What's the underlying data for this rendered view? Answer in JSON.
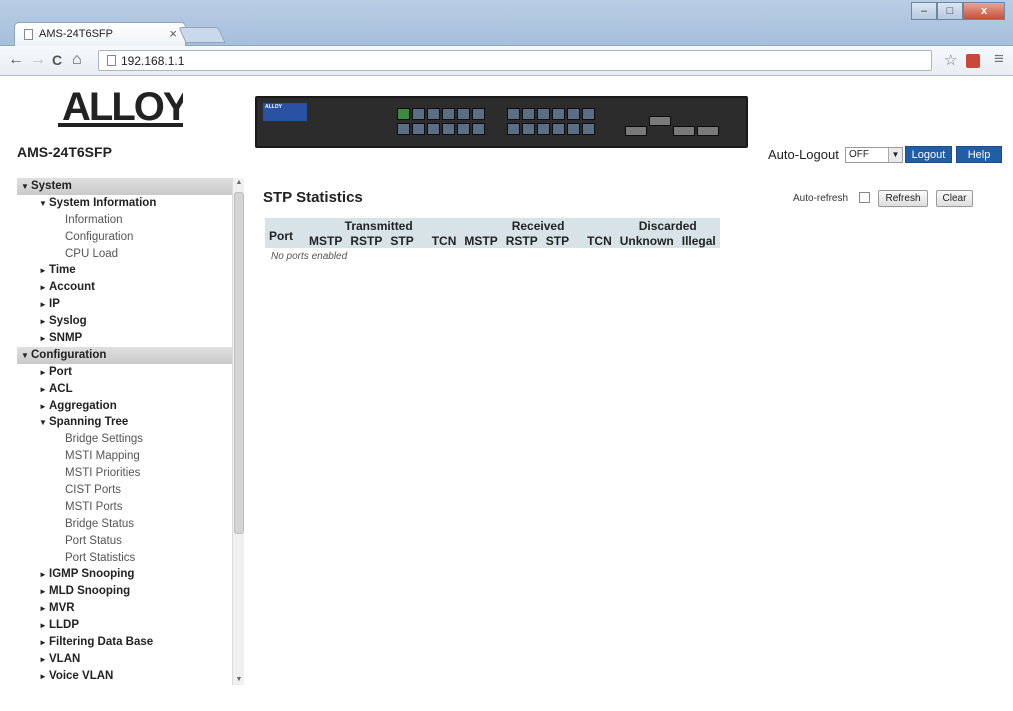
{
  "browser": {
    "tab_title": "AMS-24T6SFP",
    "tab_close": "×",
    "url": "192.168.1.1",
    "nav_back": "←",
    "nav_forward": "→",
    "nav_reload": "C",
    "nav_home": "⌂",
    "star": "☆",
    "menu": "≡",
    "win_min": "–",
    "win_max": "□",
    "win_close": "x"
  },
  "header": {
    "logo_text": "ALLOY",
    "model": "AMS-24T6SFP",
    "switch_brand": "ALLOY",
    "auto_logout_label": "Auto-Logout",
    "auto_logout_value": "OFF",
    "logout_button": "Logout",
    "help_button": "Help"
  },
  "sidebar": {
    "items": [
      {
        "label": "System",
        "level": "section",
        "marker": "▼"
      },
      {
        "label": "System Information",
        "level": "l1",
        "marker": "▼"
      },
      {
        "label": "Information",
        "level": "l2"
      },
      {
        "label": "Configuration",
        "level": "l2"
      },
      {
        "label": "CPU Load",
        "level": "l2"
      },
      {
        "label": "Time",
        "level": "l1",
        "marker": "►"
      },
      {
        "label": "Account",
        "level": "l1",
        "marker": "►"
      },
      {
        "label": "IP",
        "level": "l1",
        "marker": "►"
      },
      {
        "label": "Syslog",
        "level": "l1",
        "marker": "►"
      },
      {
        "label": "SNMP",
        "level": "l1",
        "marker": "►"
      },
      {
        "label": "Configuration",
        "level": "section",
        "marker": "▼"
      },
      {
        "label": "Port",
        "level": "l1",
        "marker": "►"
      },
      {
        "label": "ACL",
        "level": "l1",
        "marker": "►"
      },
      {
        "label": "Aggregation",
        "level": "l1",
        "marker": "►"
      },
      {
        "label": "Spanning Tree",
        "level": "l1",
        "marker": "▼"
      },
      {
        "label": "Bridge Settings",
        "level": "l2"
      },
      {
        "label": "MSTI Mapping",
        "level": "l2"
      },
      {
        "label": "MSTI Priorities",
        "level": "l2"
      },
      {
        "label": "CIST Ports",
        "level": "l2"
      },
      {
        "label": "MSTI Ports",
        "level": "l2"
      },
      {
        "label": "Bridge Status",
        "level": "l2"
      },
      {
        "label": "Port Status",
        "level": "l2"
      },
      {
        "label": "Port Statistics",
        "level": "l2"
      },
      {
        "label": "IGMP Snooping",
        "level": "l1",
        "marker": "►"
      },
      {
        "label": "MLD Snooping",
        "level": "l1",
        "marker": "►"
      },
      {
        "label": "MVR",
        "level": "l1",
        "marker": "►"
      },
      {
        "label": "LLDP",
        "level": "l1",
        "marker": "►"
      },
      {
        "label": "Filtering Data Base",
        "level": "l1",
        "marker": "►"
      },
      {
        "label": "VLAN",
        "level": "l1",
        "marker": "►"
      },
      {
        "label": "Voice VLAN",
        "level": "l1",
        "marker": "►"
      }
    ]
  },
  "main": {
    "title": "STP Statistics",
    "auto_refresh_label": "Auto-refresh",
    "refresh_button": "Refresh",
    "clear_button": "Clear",
    "table": {
      "port_header": "Port",
      "groups": [
        "Transmitted",
        "Received",
        "Discarded"
      ],
      "transmitted_cols": [
        "MSTP",
        "RSTP",
        "STP",
        "TCN"
      ],
      "received_cols": [
        "MSTP",
        "RSTP",
        "STP",
        "TCN"
      ],
      "discarded_cols": [
        "Unknown",
        "Illegal"
      ],
      "empty_message": "No ports enabled"
    }
  },
  "colors": {
    "header_button": "#215ea6",
    "table_header": "#d7e3e7",
    "sidebar_section": "#c9c9c9"
  }
}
++++++++++++++++++++
» AIM OF THE EXERCISE
Looking at the data above, show all lines where the word "MSTI" occurs.

» EXERCISE SOLUTION
        "label": "MSTI Mapping",
        "label": "MSTI Priorities",
        "label": "MSTI Ports",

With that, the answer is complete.